Copia sin ningún cambio las líneas de los registros, comenzando por el inicio y terminando en la línea que contiene "svg-text:SS2: SS2 (325, 409, 340, 434)", ambas incluidas.
══ EXTRACTO DE REGISTROS ══
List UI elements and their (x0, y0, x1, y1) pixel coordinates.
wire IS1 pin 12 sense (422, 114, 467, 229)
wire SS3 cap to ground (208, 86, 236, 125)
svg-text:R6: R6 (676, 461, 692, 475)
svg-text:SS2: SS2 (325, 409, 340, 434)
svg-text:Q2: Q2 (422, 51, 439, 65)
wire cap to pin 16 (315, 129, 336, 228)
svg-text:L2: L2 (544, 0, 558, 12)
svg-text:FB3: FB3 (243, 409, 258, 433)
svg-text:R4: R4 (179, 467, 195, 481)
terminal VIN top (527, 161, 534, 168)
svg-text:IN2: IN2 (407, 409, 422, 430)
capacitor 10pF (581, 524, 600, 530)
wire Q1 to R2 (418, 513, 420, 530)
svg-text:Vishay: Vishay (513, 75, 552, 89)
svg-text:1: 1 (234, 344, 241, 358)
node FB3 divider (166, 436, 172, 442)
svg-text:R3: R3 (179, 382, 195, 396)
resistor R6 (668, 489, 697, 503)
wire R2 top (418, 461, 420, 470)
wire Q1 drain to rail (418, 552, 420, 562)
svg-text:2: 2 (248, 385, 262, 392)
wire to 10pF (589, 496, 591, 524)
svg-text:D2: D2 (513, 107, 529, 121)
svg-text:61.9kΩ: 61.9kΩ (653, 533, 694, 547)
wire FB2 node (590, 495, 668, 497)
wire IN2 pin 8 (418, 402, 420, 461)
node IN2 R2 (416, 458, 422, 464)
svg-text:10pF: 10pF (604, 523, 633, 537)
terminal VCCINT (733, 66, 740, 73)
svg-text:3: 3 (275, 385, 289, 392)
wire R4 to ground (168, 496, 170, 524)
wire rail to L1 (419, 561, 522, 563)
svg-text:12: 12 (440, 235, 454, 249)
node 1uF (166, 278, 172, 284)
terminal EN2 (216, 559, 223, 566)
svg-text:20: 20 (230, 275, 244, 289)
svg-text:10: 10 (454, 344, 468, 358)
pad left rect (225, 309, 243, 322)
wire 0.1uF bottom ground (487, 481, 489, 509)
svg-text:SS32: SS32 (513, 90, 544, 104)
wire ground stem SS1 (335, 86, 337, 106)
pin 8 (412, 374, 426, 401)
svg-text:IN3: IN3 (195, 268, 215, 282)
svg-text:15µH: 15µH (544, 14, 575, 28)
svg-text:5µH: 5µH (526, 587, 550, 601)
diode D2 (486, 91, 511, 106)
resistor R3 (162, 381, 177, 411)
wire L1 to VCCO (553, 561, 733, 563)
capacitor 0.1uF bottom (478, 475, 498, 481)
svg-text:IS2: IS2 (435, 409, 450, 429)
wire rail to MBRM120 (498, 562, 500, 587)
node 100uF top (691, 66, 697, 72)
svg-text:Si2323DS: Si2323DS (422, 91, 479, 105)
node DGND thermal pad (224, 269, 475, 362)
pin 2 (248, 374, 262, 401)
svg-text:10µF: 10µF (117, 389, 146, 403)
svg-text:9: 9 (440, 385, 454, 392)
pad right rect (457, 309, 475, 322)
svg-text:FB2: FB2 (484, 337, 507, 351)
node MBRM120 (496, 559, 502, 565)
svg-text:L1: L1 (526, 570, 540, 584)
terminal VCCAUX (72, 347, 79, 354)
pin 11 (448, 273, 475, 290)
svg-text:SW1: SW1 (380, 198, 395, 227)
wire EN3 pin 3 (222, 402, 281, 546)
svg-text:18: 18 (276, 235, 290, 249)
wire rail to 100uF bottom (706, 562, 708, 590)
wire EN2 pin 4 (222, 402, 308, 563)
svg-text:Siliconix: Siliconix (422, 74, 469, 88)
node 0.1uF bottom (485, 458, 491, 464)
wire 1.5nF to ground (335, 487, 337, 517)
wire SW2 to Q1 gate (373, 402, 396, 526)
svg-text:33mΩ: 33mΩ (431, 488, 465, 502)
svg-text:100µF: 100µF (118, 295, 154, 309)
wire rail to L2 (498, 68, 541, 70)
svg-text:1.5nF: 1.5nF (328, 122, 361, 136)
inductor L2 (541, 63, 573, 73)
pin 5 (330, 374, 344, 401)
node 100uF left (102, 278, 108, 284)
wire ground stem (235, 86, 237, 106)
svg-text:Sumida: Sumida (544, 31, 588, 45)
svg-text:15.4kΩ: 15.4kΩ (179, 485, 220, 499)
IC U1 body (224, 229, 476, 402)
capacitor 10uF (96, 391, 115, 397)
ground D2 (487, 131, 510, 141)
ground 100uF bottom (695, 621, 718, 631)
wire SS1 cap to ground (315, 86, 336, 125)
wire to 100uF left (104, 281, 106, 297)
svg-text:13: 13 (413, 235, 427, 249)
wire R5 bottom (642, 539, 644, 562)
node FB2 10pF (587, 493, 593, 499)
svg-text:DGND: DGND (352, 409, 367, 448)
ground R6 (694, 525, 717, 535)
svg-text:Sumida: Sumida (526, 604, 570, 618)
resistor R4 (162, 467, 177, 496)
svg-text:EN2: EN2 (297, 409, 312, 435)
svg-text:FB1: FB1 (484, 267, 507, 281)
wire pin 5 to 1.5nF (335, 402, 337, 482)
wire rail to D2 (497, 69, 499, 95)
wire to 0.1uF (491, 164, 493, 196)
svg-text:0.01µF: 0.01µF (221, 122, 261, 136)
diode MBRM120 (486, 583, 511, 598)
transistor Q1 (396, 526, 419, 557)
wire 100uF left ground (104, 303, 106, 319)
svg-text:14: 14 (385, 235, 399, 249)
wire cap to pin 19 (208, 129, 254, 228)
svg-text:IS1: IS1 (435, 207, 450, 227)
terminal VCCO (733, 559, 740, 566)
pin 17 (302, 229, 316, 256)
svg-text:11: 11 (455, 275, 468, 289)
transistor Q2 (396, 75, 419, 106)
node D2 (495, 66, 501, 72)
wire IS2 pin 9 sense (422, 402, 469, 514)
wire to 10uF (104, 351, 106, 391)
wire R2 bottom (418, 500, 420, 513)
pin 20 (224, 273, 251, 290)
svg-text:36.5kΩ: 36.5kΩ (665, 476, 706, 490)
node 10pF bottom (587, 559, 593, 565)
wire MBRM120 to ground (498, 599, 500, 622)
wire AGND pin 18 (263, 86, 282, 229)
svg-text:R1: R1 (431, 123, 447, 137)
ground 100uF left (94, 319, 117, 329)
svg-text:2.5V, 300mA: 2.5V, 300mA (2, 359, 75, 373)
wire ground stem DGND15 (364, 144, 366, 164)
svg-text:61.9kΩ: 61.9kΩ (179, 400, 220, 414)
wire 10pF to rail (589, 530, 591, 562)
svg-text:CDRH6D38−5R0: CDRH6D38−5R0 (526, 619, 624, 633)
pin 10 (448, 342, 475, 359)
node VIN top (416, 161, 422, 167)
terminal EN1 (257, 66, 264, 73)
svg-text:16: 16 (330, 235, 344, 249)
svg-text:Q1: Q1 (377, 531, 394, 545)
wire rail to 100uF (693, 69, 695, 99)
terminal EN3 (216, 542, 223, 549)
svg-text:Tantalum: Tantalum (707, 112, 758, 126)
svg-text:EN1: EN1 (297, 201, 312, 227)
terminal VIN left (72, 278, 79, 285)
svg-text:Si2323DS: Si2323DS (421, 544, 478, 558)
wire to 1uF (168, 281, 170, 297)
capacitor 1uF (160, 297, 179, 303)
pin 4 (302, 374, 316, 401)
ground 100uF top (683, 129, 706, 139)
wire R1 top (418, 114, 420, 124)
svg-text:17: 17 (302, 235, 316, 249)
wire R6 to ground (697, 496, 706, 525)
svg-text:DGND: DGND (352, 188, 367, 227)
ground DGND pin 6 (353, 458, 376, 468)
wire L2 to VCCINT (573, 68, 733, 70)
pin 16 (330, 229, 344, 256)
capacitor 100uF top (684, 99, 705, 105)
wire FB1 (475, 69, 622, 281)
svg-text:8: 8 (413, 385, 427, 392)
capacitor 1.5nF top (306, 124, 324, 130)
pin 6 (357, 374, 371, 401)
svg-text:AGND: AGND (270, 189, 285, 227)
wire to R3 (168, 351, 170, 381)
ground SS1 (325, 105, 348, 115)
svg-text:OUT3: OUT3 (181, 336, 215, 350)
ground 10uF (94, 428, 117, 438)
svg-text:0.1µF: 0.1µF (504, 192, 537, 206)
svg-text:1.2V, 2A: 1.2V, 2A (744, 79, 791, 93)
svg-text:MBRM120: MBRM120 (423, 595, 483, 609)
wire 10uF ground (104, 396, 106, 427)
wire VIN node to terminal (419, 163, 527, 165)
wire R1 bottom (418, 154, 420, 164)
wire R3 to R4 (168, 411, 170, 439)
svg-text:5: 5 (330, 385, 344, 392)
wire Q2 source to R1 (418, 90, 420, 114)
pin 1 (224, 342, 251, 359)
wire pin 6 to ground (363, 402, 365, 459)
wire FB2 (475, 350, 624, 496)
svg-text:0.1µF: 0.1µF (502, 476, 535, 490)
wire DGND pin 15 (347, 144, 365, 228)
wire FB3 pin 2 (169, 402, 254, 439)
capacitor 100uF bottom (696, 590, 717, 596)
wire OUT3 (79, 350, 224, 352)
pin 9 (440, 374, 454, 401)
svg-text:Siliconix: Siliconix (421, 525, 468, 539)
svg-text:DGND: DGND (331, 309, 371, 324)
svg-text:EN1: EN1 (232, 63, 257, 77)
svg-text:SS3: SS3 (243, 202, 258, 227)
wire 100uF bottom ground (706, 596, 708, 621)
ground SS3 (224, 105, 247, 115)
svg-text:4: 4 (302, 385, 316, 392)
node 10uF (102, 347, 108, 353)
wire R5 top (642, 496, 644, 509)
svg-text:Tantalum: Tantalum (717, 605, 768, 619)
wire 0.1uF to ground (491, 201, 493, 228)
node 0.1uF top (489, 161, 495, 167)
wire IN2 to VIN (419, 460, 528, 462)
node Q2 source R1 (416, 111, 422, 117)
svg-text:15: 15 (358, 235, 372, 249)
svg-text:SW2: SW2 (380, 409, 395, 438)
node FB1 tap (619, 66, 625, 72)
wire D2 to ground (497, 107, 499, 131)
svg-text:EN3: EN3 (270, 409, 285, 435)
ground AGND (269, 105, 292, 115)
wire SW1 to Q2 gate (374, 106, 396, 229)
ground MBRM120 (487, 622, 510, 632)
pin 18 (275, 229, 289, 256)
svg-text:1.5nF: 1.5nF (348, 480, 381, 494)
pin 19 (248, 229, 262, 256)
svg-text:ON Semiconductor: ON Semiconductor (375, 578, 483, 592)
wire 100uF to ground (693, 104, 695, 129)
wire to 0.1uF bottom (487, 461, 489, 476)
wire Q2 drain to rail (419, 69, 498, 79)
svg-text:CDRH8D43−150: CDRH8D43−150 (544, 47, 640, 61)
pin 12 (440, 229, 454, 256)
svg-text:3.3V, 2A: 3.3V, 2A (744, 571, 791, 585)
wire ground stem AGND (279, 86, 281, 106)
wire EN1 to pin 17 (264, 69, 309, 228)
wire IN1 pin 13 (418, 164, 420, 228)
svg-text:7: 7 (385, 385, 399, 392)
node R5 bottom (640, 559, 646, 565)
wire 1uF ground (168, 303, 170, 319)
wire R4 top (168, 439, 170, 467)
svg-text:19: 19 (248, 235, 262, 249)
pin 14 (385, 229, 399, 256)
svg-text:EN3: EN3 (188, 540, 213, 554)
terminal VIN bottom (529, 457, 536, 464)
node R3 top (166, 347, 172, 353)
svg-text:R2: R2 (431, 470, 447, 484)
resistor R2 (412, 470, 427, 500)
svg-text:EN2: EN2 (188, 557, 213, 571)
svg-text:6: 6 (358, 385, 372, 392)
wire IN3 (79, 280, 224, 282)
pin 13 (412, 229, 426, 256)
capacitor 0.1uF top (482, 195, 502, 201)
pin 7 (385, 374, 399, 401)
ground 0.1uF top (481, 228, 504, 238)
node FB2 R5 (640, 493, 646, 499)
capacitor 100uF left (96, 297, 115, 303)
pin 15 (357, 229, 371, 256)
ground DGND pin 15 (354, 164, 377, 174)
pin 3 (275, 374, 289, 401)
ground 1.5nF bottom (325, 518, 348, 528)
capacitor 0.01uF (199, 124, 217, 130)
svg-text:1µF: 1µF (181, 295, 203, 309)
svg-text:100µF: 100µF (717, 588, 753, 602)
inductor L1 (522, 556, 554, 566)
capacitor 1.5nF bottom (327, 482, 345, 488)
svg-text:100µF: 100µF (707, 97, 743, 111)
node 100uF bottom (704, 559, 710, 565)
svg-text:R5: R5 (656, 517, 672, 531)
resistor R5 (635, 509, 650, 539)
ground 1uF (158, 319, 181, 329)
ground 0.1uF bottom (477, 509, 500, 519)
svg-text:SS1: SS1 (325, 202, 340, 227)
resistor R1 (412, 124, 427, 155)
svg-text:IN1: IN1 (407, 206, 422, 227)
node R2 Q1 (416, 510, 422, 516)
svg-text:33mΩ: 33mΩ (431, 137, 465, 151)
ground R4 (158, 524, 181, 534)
═══
* RESPUESTA DEL EJERCICIO
List UI elements and their (x0, y0, x1, y1) pixel coordinates.
wire IS1 pin 12 sense (422, 114, 467, 229)
wire SS3 cap to ground (208, 86, 236, 125)
svg-text:R6: R6 (676, 461, 692, 475)
svg-text:SS2: SS2 (325, 409, 340, 434)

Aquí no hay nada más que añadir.